Start of Materials provided

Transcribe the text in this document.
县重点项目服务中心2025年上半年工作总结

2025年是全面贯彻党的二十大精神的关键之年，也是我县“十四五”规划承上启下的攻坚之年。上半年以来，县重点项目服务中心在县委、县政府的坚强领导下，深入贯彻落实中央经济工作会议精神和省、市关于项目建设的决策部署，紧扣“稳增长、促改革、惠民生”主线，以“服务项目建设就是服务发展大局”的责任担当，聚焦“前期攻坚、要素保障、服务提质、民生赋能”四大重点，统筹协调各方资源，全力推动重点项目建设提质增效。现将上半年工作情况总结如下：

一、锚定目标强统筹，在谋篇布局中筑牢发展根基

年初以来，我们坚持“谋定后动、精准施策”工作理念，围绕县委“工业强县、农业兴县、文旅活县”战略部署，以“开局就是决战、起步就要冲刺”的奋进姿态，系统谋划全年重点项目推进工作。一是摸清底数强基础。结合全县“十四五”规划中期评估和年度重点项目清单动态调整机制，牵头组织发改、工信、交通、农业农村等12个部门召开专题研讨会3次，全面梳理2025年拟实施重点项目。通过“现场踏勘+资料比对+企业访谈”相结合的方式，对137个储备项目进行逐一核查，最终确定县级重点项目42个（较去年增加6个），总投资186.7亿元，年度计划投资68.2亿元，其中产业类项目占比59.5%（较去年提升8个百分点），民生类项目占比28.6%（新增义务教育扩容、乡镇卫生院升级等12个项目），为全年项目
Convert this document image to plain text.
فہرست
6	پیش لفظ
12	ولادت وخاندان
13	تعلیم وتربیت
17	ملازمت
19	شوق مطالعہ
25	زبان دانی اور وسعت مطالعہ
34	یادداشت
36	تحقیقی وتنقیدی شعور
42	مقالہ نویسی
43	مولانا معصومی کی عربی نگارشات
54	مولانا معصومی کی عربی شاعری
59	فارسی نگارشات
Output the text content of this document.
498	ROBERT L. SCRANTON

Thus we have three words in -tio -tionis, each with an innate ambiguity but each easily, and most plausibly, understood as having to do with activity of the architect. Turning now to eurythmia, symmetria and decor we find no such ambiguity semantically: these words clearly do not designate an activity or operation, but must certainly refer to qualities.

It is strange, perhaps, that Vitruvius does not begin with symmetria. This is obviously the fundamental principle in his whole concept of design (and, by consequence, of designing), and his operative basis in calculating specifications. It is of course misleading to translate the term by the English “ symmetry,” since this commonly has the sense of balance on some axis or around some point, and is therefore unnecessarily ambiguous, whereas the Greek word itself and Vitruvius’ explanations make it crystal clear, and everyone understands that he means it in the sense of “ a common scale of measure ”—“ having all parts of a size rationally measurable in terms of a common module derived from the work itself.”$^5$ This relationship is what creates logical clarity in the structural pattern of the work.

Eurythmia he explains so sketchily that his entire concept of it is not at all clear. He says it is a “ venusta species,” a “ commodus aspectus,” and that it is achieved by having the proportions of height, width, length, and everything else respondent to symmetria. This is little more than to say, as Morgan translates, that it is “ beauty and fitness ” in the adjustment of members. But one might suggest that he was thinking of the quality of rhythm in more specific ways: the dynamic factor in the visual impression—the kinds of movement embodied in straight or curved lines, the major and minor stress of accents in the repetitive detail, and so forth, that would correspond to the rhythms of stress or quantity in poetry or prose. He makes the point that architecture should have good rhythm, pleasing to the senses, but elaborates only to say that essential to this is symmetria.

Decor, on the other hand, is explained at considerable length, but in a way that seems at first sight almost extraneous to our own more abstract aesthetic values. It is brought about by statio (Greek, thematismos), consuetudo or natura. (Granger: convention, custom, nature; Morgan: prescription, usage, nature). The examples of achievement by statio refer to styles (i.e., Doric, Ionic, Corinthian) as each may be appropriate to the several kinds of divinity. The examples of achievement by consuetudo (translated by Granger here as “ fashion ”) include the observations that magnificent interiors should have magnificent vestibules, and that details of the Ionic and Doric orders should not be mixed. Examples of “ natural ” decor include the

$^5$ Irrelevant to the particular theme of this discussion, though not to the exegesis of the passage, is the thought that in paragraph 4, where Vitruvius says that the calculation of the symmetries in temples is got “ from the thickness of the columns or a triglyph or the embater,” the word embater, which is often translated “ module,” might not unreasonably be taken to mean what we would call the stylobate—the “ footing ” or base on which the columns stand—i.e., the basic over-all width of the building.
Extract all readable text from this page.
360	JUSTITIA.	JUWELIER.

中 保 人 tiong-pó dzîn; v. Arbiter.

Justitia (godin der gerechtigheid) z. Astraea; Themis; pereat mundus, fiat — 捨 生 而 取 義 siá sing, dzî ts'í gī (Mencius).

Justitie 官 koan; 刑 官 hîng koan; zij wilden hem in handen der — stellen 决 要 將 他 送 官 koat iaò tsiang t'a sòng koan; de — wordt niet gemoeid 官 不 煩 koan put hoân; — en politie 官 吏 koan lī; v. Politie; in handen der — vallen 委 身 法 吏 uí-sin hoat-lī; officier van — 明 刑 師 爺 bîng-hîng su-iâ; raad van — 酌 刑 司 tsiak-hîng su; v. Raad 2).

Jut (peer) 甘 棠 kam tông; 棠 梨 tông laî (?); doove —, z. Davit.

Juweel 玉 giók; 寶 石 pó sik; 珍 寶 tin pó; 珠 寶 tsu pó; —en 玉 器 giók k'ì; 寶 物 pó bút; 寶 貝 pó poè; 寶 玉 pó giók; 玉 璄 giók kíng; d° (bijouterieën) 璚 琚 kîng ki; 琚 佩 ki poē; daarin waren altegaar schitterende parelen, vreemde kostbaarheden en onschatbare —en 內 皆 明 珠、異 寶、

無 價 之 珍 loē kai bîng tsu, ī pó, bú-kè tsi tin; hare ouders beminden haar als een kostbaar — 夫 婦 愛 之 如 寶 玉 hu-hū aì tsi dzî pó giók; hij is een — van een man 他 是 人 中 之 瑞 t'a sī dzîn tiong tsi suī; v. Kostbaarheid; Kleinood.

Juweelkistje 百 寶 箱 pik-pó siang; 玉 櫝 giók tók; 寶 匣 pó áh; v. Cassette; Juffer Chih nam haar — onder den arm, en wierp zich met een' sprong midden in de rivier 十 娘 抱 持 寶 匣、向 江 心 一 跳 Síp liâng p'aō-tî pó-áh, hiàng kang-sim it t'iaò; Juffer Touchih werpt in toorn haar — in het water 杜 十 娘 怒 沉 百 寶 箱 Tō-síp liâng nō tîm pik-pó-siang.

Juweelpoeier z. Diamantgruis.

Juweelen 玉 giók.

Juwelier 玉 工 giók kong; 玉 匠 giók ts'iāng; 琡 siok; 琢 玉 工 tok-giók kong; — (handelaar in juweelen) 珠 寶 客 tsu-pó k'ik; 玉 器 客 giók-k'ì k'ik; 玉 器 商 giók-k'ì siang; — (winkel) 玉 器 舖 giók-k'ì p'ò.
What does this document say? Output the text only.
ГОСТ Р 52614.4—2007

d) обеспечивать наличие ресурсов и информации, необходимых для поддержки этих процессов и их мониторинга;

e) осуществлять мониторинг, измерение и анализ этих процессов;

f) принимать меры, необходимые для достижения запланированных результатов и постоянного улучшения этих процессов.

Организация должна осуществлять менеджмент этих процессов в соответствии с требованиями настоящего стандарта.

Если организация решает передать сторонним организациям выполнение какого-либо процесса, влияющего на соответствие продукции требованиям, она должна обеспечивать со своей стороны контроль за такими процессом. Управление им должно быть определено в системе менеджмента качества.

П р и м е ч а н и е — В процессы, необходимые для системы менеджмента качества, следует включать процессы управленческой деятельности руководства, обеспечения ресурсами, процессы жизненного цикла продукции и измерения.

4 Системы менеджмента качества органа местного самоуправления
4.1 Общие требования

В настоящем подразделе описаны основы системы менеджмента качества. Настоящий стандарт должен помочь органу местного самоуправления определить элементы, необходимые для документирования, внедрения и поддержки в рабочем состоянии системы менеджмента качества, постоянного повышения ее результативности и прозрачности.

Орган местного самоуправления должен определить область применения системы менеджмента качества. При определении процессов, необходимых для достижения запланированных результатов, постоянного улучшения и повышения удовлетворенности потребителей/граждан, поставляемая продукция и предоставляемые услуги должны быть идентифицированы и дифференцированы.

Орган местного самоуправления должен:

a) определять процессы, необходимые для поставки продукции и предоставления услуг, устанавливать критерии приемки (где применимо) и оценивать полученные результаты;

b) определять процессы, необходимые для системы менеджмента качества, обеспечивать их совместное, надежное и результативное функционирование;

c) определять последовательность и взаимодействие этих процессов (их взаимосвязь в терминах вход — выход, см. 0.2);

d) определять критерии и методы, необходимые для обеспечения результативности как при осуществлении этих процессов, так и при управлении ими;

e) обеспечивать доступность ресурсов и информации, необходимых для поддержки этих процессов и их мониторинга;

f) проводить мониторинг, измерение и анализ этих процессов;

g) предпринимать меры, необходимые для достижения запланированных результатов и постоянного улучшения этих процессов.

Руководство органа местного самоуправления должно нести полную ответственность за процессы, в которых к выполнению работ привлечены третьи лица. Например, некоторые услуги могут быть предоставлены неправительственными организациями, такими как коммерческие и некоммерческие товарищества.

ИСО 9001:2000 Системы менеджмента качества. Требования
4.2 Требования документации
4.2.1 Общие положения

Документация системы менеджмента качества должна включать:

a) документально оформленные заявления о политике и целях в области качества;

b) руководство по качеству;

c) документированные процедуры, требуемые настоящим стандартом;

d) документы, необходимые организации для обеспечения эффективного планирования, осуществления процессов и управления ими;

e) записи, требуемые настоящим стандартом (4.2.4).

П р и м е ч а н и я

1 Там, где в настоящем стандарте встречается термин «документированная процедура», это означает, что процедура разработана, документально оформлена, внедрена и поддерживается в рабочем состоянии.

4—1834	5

End of Materials provided

Work to complete – Every line of the records that includes the word "text" should be gathered.

Result for this exercise –
Transcribe the text in this document.
Convert this document image to plain text.
Output the text content of this document.
Extract all readable text from this page.
What does this document say? Output the text only.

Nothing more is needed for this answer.